Figure dataset records
_____
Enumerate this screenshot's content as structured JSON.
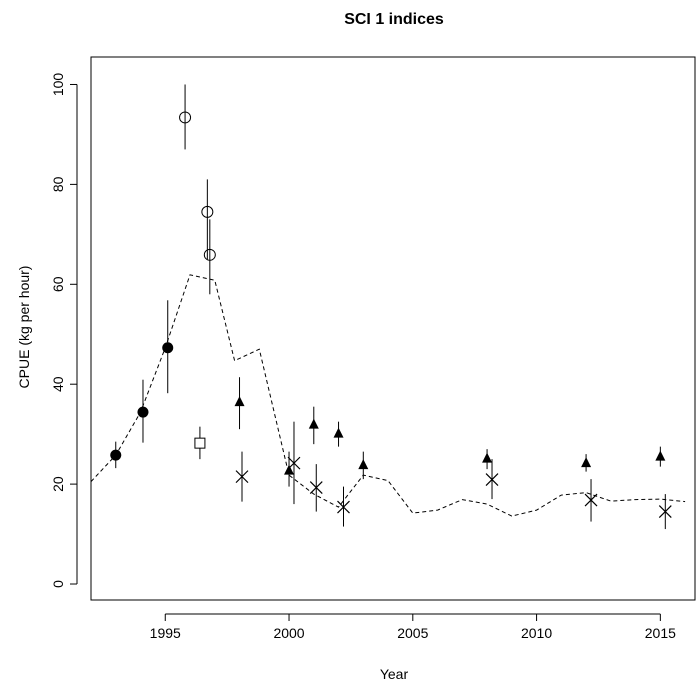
{
  "chart_data": {
    "type": "scatter",
    "title": "SCI 1 indices",
    "xlabel": "Year",
    "ylabel": "CPUE (kg per hour)",
    "xlim": [
      1992.0,
      2016.4
    ],
    "ylim": [
      -3.2,
      105.5
    ],
    "x_ticks": [
      1995,
      2000,
      2005,
      2010,
      2015
    ],
    "y_ticks": [
      0,
      20,
      40,
      60,
      80,
      100
    ],
    "grid": false,
    "legend": "none",
    "series": [
      {
        "marker": "filled-circle",
        "points": [
          {
            "x": 1993.0,
            "y": 25.8,
            "lo": 23.2,
            "hi": 28.5
          },
          {
            "x": 1994.1,
            "y": 34.4,
            "lo": 28.3,
            "hi": 40.9
          },
          {
            "x": 1995.1,
            "y": 47.3,
            "lo": 38.2,
            "hi": 56.8
          }
        ]
      },
      {
        "marker": "open-circle",
        "points": [
          {
            "x": 1995.8,
            "y": 93.4,
            "lo": 87.0,
            "hi": 100.0
          },
          {
            "x": 1996.7,
            "y": 74.5,
            "lo": 65.0,
            "hi": 81.0
          },
          {
            "x": 1996.8,
            "y": 65.9,
            "lo": 58.0,
            "hi": 73.0
          }
        ]
      },
      {
        "marker": "open-square",
        "points": [
          {
            "x": 1996.4,
            "y": 28.2,
            "lo": 25.0,
            "hi": 31.5
          }
        ]
      },
      {
        "marker": "filled-triangle",
        "points": [
          {
            "x": 1998.0,
            "y": 36.4,
            "lo": 31.0,
            "hi": 41.4
          },
          {
            "x": 2000.0,
            "y": 22.7,
            "lo": 19.5,
            "hi": 26.5
          },
          {
            "x": 2001.0,
            "y": 31.9,
            "lo": 28.0,
            "hi": 35.5
          },
          {
            "x": 2002.0,
            "y": 30.1,
            "lo": 27.5,
            "hi": 32.5
          },
          {
            "x": 2003.0,
            "y": 23.8,
            "lo": 21.0,
            "hi": 26.5
          },
          {
            "x": 2008.0,
            "y": 25.1,
            "lo": 23.0,
            "hi": 27.0
          },
          {
            "x": 2012.0,
            "y": 24.2,
            "lo": 22.5,
            "hi": 26.0
          },
          {
            "x": 2015.0,
            "y": 25.5,
            "lo": 23.5,
            "hi": 27.5
          }
        ]
      },
      {
        "marker": "cross",
        "points": [
          {
            "x": 1998.1,
            "y": 21.5,
            "lo": 16.5,
            "hi": 26.5
          },
          {
            "x": 2000.2,
            "y": 24.2,
            "lo": 16.0,
            "hi": 32.5
          },
          {
            "x": 2001.1,
            "y": 19.3,
            "lo": 14.5,
            "hi": 24.0
          },
          {
            "x": 2002.2,
            "y": 15.4,
            "lo": 11.5,
            "hi": 19.5
          },
          {
            "x": 2008.2,
            "y": 20.9,
            "lo": 17.0,
            "hi": 25.0
          },
          {
            "x": 2012.2,
            "y": 16.8,
            "lo": 12.5,
            "hi": 21.0
          },
          {
            "x": 2015.2,
            "y": 14.5,
            "lo": 11.0,
            "hi": 18.0
          }
        ]
      }
    ],
    "fitted_line": {
      "style": "dashed",
      "x": [
        1992.0,
        1993.0,
        1994.0,
        1995.0,
        1996.0,
        1997.0,
        1997.8,
        1998.8,
        2000.0,
        2001.0,
        2002.0,
        2003.0,
        2004.0,
        2005.0,
        2006.0,
        2007.0,
        2008.0,
        2009.0,
        2010.0,
        2011.0,
        2012.0,
        2013.0,
        2014.0,
        2015.0,
        2016.0
      ],
      "y": [
        20.5,
        25.8,
        34.4,
        47.3,
        61.9,
        60.8,
        44.7,
        47.0,
        21.8,
        18.0,
        15.4,
        21.8,
        20.7,
        14.2,
        14.8,
        16.9,
        16.0,
        13.6,
        14.8,
        17.8,
        18.3,
        16.6,
        16.9,
        17.0,
        16.5
      ]
    }
  }
}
_____
Work required: With the pictures omitted, reproduce the records in full and exactly.

Answer for the task:
Enumerate this screenshot's content as structured JSON.
{
  "chart_data": {
    "type": "scatter",
    "title": "SCI 1 indices",
    "xlabel": "Year",
    "ylabel": "CPUE (kg per hour)",
    "xlim": [
      1992.0,
      2016.4
    ],
    "ylim": [
      -3.2,
      105.5
    ],
    "x_ticks": [
      1995,
      2000,
      2005,
      2010,
      2015
    ],
    "y_ticks": [
      0,
      20,
      40,
      60,
      80,
      100
    ],
    "grid": false,
    "legend": "none",
    "series": [
      {
        "marker": "filled-circle",
        "points": [
          {
            "x": 1993.0,
            "y": 25.8,
            "lo": 23.2,
            "hi": 28.5
          },
          {
            "x": 1994.1,
            "y": 34.4,
            "lo": 28.3,
            "hi": 40.9
          },
          {
            "x": 1995.1,
            "y": 47.3,
            "lo": 38.2,
            "hi": 56.8
          }
        ]
      },
      {
        "marker": "open-circle",
        "points": [
          {
            "x": 1995.8,
            "y": 93.4,
            "lo": 87.0,
            "hi": 100.0
          },
          {
            "x": 1996.7,
            "y": 74.5,
            "lo": 65.0,
            "hi": 81.0
          },
          {
            "x": 1996.8,
            "y": 65.9,
            "lo": 58.0,
            "hi": 73.0
          }
        ]
      },
      {
        "marker": "open-square",
        "points": [
          {
            "x": 1996.4,
            "y": 28.2,
            "lo": 25.0,
            "hi": 31.5
          }
        ]
      },
      {
        "marker": "filled-triangle",
        "points": [
          {
            "x": 1998.0,
            "y": 36.4,
            "lo": 31.0,
            "hi": 41.4
          },
          {
            "x": 2000.0,
            "y": 22.7,
            "lo": 19.5,
            "hi": 26.5
          },
          {
            "x": 2001.0,
            "y": 31.9,
            "lo": 28.0,
            "hi": 35.5
          },
          {
            "x": 2002.0,
            "y": 30.1,
            "lo": 27.5,
            "hi": 32.5
          },
          {
            "x": 2003.0,
            "y": 23.8,
            "lo": 21.0,
            "hi": 26.5
          },
          {
            "x": 2008.0,
            "y": 25.1,
            "lo": 23.0,
            "hi": 27.0
          },
          {
            "x": 2012.0,
            "y": 24.2,
            "lo": 22.5,
            "hi": 26.0
          },
          {
            "x": 2015.0,
            "y": 25.5,
            "lo": 23.5,
            "hi": 27.5
          }
        ]
      },
      {
        "marker": "cross",
        "points": [
          {
            "x": 1998.1,
            "y": 21.5,
            "lo": 16.5,
            "hi": 26.5
          },
          {
            "x": 2000.2,
            "y": 24.2,
            "lo": 16.0,
            "hi": 32.5
          },
          {
            "x": 2001.1,
            "y": 19.3,
            "lo": 14.5,
            "hi": 24.0
          },
          {
            "x": 2002.2,
            "y": 15.4,
            "lo": 11.5,
            "hi": 19.5
          },
          {
            "x": 2008.2,
            "y": 20.9,
            "lo": 17.0,
            "hi": 25.0
          },
          {
            "x": 2012.2,
            "y": 16.8,
            "lo": 12.5,
            "hi": 21.0
          },
          {
            "x": 2015.2,
            "y": 14.5,
            "lo": 11.0,
            "hi": 18.0
          }
        ]
      }
    ],
    "fitted_line": {
      "style": "dashed",
      "x": [
        1992.0,
        1993.0,
        1994.0,
        1995.0,
        1996.0,
        1997.0,
        1997.8,
        1998.8,
        2000.0,
        2001.0,
        2002.0,
        2003.0,
        2004.0,
        2005.0,
        2006.0,
        2007.0,
        2008.0,
        2009.0,
        2010.0,
        2011.0,
        2012.0,
        2013.0,
        2014.0,
        2015.0,
        2016.0
      ],
      "y": [
        20.5,
        25.8,
        34.4,
        47.3,
        61.9,
        60.8,
        44.7,
        47.0,
        21.8,
        18.0,
        15.4,
        21.8,
        20.7,
        14.2,
        14.8,
        16.9,
        16.0,
        13.6,
        14.8,
        17.8,
        18.3,
        16.6,
        16.9,
        17.0,
        16.5
      ]
    }
  }
}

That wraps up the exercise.